◆ **Aim**
Pick every line from the data that holds the word "Export".

Dataset excerpts
## START

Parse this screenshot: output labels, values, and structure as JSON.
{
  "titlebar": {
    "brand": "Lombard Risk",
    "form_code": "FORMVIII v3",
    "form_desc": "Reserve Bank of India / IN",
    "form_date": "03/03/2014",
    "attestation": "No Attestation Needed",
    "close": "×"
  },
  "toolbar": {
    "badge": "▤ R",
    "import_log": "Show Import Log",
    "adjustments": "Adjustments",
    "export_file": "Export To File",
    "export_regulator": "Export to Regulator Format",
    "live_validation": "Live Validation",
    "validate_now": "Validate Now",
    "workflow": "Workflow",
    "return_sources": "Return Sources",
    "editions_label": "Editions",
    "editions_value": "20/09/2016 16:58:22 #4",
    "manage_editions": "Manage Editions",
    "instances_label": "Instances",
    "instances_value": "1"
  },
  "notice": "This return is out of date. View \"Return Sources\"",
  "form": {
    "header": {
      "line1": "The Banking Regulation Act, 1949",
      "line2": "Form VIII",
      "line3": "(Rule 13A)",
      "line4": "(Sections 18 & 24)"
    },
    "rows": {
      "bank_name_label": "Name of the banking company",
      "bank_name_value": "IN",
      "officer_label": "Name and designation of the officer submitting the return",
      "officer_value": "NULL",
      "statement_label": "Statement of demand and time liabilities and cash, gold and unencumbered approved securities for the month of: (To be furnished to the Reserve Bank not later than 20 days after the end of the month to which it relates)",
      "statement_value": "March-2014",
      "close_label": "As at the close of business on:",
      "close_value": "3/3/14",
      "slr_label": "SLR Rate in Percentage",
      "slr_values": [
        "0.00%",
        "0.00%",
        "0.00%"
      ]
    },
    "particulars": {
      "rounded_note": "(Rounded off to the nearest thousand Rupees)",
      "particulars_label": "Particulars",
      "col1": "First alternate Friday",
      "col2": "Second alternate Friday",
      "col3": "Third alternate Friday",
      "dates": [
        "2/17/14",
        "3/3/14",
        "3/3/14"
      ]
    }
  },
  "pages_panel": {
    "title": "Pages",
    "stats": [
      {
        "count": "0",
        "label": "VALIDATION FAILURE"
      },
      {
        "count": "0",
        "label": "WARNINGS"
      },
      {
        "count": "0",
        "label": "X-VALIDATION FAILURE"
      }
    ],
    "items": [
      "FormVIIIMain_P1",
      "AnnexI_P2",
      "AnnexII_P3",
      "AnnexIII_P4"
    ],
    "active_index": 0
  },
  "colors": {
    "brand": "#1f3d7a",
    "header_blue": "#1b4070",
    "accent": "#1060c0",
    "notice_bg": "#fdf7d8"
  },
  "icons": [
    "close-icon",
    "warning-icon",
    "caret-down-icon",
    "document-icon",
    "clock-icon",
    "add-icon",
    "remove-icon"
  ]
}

## END

◆ **Written solution**
    "export_file": "Export To File",
    "export_regulator": "Export to Regulator Format",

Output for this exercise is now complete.